Stored entries
-- Opening Marker --
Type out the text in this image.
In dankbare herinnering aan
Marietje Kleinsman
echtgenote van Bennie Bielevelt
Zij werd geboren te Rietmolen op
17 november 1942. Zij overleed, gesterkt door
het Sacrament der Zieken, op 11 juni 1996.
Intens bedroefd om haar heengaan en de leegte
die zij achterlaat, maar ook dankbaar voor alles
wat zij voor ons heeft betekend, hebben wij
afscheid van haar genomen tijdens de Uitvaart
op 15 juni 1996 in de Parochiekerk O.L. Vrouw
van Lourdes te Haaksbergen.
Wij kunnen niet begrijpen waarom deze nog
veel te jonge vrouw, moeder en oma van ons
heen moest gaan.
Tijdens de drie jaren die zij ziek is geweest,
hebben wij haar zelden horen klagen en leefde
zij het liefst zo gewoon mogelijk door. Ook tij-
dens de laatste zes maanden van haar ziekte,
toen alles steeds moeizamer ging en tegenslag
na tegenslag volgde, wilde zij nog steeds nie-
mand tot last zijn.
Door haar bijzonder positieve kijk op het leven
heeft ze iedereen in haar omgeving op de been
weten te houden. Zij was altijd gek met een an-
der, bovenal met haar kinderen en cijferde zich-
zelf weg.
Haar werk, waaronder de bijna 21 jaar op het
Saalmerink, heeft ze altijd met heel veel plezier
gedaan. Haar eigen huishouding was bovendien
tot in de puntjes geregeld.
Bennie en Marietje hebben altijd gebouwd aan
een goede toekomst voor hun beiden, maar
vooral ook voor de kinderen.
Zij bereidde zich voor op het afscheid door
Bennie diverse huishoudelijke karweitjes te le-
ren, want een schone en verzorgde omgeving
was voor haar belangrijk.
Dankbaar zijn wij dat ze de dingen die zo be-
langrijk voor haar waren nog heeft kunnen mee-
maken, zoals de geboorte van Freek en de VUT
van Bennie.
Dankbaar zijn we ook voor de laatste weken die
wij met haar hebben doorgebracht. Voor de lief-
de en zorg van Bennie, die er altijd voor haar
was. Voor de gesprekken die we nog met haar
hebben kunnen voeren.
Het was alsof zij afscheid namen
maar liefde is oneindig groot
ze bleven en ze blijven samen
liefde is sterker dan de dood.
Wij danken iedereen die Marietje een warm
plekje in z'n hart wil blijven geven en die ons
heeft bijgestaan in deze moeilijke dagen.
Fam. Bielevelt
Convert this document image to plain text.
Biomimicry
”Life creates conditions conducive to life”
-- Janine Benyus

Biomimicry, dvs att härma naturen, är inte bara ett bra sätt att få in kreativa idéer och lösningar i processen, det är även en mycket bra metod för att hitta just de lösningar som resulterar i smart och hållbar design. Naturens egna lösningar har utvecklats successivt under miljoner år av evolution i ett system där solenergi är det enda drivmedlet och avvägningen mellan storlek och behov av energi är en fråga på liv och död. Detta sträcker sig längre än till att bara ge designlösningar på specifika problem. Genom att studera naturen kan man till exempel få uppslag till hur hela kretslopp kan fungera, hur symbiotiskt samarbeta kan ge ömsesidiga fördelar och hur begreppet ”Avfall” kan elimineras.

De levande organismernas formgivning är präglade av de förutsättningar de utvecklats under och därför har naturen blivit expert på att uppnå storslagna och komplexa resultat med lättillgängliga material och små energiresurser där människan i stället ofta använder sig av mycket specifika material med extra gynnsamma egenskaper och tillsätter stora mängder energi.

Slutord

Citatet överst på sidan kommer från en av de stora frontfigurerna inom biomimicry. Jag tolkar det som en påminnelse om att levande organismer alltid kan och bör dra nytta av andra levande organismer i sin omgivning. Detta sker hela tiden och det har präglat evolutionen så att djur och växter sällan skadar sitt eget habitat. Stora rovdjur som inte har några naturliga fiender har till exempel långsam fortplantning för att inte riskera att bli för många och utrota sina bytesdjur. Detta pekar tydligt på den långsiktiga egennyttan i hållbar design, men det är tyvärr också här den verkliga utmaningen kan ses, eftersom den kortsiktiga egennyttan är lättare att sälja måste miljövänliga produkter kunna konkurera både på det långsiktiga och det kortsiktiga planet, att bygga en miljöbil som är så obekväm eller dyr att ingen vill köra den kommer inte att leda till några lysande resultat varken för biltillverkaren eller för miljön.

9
-- Closing Marker --
Description of the task:
Each entry above should be output again, precisely as given.

Problem solution:
Type out the text in this image.
In dankbare herinnering aan
Marietje Kleinsman
echtgenote van Bennie Bielevelt
Zij werd geboren te Rietmolen op
17 november 1942. Zij overleed, gesterkt door
het Sacrament der Zieken, op 11 juni 1996.
Intens bedroefd om haar heengaan en de leegte
die zij achterlaat, maar ook dankbaar voor alles
wat zij voor ons heeft betekend, hebben wij
afscheid van haar genomen tijdens de Uitvaart
op 15 juni 1996 in de Parochiekerk O.L. Vrouw
van Lourdes te Haaksbergen.
Wij kunnen niet begrijpen waarom deze nog
veel te jonge vrouw, moeder en oma van ons
heen moest gaan.
Tijdens de drie jaren die zij ziek is geweest,
hebben wij haar zelden horen klagen en leefde
zij het liefst zo gewoon mogelijk door. Ook tij-
dens de laatste zes maanden van haar ziekte,
toen alles steeds moeizamer ging en tegenslag
na tegenslag volgde, wilde zij nog steeds nie-
mand tot last zijn.
Door haar bijzonder positieve kijk op het leven
heeft ze iedereen in haar omgeving op de been
weten te houden. Zij was altijd gek met een an-
der, bovenal met haar kinderen en cijferde zich-
zelf weg.
Haar werk, waaronder de bijna 21 jaar op het
Saalmerink, heeft ze altijd met heel veel plezier
gedaan. Haar eigen huishouding was bovendien
tot in de puntjes geregeld.
Bennie en Marietje hebben altijd gebouwd aan
een goede toekomst voor hun beiden, maar
vooral ook voor de kinderen.
Zij bereidde zich voor op het afscheid door
Bennie diverse huishoudelijke karweitjes te le-
ren, want een schone en verzorgde omgeving
was voor haar belangrijk.
Dankbaar zijn wij dat ze de dingen die zo be-
langrijk voor haar waren nog heeft kunnen mee-
maken, zoals de geboorte van Freek en de VUT
van Bennie.
Dankbaar zijn we ook voor de laatste weken die
wij met haar hebben doorgebracht. Voor de lief-
de en zorg van Bennie, die er altijd voor haar
was. Voor de gesprekken die we nog met haar
hebben kunnen voeren.
Het was alsof zij afscheid namen
maar liefde is oneindig groot
ze bleven en ze blijven samen
liefde is sterker dan de dood.
Wij danken iedereen die Marietje een warm
plekje in z'n hart wil blijven geven en die ons
heeft bijgestaan in deze moeilijke dagen.
Fam. Bielevelt
Convert this document image to plain text.
Biomimicry
”Life creates conditions conducive to life”
-- Janine Benyus

Biomimicry, dvs att härma naturen, är inte bara ett bra sätt att få in kreativa idéer och lösningar i processen, det är även en mycket bra metod för att hitta just de lösningar som resulterar i smart och hållbar design. Naturens egna lösningar har utvecklats successivt under miljoner år av evolution i ett system där solenergi är det enda drivmedlet och avvägningen mellan storlek och behov av energi är en fråga på liv och död. Detta sträcker sig längre än till att bara ge designlösningar på specifika problem. Genom att studera naturen kan man till exempel få uppslag till hur hela kretslopp kan fungera, hur symbiotiskt samarbeta kan ge ömsesidiga fördelar och hur begreppet ”Avfall” kan elimineras.

De levande organismernas formgivning är präglade av de förutsättningar de utvecklats under och därför har naturen blivit expert på att uppnå storslagna och komplexa resultat med lättillgängliga material och små energiresurser där människan i stället ofta använder sig av mycket specifika material med extra gynnsamma egenskaper och tillsätter stora mängder energi.

Slutord

Citatet överst på sidan kommer från en av de stora frontfigurerna inom biomimicry. Jag tolkar det som en påminnelse om att levande organismer alltid kan och bör dra nytta av andra levande organismer i sin omgivning. Detta sker hela tiden och det har präglat evolutionen så att djur och växter sällan skadar sitt eget habitat. Stora rovdjur som inte har några naturliga fiender har till exempel långsam fortplantning för att inte riskera att bli för många och utrota sina bytesdjur. Detta pekar tydligt på den långsiktiga egennyttan i hållbar design, men det är tyvärr också här den verkliga utmaningen kan ses, eftersom den kortsiktiga egennyttan är lättare att sälja måste miljövänliga produkter kunna konkurera både på det långsiktiga och det kortsiktiga planet, att bygga en miljöbil som är så obekväm eller dyr att ingen vill köra den kommer inte att leda till några lysande resultat varken för biltillverkaren eller för miljön.

9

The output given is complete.